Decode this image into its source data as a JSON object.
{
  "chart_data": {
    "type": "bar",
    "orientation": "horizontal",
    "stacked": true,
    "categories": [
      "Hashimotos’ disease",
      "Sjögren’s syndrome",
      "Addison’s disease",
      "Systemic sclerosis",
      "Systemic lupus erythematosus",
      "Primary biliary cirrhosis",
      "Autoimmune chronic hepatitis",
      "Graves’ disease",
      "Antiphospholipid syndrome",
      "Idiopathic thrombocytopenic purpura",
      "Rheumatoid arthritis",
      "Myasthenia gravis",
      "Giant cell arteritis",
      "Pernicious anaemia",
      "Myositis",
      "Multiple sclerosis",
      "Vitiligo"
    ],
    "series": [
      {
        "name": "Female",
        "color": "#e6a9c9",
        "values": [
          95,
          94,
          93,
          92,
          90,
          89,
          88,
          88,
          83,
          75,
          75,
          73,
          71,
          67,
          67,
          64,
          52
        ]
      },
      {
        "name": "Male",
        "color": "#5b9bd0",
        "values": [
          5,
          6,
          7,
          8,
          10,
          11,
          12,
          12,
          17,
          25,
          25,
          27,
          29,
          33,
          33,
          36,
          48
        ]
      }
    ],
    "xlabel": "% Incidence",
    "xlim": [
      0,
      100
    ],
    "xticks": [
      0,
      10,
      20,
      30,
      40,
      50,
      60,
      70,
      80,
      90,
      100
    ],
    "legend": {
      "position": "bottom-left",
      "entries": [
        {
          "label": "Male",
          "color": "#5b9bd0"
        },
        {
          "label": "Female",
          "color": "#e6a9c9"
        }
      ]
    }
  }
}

*****

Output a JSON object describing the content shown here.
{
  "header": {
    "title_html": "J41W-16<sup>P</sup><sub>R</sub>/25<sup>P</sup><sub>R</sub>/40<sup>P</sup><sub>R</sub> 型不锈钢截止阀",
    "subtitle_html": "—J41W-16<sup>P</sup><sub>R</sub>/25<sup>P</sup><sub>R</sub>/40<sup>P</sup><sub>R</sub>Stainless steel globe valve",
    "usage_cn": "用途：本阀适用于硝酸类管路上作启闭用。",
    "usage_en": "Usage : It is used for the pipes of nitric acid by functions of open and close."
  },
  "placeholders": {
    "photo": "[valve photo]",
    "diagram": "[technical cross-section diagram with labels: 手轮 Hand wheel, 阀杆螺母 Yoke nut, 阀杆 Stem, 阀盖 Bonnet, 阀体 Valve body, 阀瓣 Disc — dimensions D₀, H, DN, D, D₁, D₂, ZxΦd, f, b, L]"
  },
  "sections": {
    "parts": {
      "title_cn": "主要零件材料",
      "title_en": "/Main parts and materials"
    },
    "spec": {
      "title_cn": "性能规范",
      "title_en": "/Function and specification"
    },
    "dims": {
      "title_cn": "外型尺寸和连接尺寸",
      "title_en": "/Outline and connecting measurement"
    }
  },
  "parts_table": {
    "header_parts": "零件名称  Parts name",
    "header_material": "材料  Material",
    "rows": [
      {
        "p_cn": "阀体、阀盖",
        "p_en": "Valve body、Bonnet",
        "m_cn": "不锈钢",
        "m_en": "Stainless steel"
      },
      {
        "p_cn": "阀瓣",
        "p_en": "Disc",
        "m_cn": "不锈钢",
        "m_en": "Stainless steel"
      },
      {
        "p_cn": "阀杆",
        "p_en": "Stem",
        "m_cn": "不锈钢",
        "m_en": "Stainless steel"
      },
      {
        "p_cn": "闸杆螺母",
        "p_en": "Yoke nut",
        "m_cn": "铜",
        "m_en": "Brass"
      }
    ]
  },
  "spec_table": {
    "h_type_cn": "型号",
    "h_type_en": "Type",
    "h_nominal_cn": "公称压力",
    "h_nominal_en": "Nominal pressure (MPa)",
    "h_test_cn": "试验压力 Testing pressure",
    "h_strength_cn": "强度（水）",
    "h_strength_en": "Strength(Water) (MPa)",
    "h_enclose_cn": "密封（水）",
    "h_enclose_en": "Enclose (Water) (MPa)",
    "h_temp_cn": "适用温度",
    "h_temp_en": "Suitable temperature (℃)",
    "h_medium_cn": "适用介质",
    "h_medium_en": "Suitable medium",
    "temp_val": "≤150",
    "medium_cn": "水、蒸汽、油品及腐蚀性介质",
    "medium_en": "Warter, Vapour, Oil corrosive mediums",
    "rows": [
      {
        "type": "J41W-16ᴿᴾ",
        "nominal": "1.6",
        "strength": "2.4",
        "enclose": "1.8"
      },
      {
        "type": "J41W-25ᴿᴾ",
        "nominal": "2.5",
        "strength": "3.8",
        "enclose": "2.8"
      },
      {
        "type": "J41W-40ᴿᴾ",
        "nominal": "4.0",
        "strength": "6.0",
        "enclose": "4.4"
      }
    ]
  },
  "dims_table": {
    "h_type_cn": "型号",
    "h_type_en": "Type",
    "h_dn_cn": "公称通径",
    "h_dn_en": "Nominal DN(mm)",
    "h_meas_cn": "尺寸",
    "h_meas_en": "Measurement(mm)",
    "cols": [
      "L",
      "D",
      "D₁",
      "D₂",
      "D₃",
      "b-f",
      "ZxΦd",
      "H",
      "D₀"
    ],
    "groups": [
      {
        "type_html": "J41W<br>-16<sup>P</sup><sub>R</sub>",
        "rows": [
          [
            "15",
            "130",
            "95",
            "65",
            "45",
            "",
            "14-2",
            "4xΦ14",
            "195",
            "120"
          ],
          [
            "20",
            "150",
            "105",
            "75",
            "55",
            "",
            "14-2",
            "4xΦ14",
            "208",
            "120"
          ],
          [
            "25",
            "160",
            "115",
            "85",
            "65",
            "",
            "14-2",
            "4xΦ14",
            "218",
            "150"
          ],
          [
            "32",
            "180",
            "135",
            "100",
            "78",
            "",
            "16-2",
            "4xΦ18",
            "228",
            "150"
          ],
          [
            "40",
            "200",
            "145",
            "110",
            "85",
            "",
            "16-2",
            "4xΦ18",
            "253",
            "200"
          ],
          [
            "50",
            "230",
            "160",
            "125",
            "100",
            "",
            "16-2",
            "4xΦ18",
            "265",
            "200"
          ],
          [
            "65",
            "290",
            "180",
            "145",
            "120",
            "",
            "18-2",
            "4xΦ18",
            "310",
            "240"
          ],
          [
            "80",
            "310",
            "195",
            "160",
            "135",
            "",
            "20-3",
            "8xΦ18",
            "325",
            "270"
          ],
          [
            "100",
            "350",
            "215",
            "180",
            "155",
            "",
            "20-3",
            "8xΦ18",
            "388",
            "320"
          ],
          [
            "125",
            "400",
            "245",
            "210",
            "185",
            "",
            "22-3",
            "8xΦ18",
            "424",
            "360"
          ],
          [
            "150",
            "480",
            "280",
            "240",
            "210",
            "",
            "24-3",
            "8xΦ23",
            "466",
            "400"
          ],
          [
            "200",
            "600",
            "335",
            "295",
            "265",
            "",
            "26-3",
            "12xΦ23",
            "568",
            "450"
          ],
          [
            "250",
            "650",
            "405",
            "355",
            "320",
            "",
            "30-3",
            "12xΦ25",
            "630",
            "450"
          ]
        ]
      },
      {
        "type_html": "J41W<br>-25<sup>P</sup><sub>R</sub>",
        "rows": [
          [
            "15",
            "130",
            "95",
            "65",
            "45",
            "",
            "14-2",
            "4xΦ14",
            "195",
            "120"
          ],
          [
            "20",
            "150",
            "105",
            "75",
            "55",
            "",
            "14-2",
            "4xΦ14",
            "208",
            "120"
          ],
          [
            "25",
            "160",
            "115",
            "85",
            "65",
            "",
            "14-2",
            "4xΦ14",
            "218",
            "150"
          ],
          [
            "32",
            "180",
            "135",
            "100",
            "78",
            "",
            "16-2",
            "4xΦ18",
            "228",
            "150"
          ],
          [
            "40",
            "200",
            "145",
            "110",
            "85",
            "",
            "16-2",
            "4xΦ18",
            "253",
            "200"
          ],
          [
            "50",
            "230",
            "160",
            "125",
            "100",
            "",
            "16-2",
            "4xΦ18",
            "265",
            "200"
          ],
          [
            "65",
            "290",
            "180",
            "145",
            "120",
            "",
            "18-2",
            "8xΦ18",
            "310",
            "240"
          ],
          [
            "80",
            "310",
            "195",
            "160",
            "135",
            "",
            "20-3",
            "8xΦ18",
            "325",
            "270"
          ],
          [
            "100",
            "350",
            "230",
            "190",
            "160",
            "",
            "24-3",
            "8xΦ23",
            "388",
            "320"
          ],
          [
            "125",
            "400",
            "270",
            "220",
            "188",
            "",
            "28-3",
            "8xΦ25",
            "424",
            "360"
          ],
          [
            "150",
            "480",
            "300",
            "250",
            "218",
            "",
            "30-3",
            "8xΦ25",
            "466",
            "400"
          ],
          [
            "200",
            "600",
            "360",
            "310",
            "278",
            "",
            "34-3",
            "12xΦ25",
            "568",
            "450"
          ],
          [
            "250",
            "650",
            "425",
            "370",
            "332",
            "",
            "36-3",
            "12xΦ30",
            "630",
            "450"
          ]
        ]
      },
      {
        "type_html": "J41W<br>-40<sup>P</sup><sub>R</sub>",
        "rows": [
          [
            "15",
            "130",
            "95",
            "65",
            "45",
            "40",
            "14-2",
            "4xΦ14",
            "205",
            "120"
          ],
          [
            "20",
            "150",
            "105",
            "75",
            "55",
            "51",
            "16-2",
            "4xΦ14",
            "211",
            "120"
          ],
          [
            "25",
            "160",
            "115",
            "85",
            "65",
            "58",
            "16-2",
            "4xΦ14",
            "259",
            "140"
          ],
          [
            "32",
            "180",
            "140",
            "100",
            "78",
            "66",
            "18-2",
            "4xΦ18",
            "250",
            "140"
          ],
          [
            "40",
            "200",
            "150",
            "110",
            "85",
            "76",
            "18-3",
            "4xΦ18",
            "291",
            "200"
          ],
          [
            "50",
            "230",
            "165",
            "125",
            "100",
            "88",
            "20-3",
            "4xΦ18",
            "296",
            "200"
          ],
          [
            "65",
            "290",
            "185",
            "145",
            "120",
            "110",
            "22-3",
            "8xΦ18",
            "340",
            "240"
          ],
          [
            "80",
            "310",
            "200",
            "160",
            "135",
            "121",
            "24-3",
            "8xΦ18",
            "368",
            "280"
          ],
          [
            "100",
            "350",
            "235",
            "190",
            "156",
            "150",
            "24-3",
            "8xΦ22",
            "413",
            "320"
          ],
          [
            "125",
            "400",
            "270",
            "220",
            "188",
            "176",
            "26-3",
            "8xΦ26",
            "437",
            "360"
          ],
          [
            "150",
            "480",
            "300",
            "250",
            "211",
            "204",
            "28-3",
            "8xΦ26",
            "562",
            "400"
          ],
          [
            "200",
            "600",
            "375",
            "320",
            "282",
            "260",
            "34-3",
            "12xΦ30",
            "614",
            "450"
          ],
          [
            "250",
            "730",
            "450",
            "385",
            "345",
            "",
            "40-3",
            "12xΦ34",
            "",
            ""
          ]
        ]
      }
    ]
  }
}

*****

Display every line of the listing that contains the string "Disc".

    "diagram": "[technical cross-section diagram with labels: 手轮 Hand wheel, 阀杆螺母 Yoke nut, 阀杆 Stem, 阀盖 Bonnet, 阀体 Valve body, 阀瓣 Disc — dimensions D₀, H, DN, D, D₁, D₂, ZxΦd, f, b, L]"
        "p_en": "Disc",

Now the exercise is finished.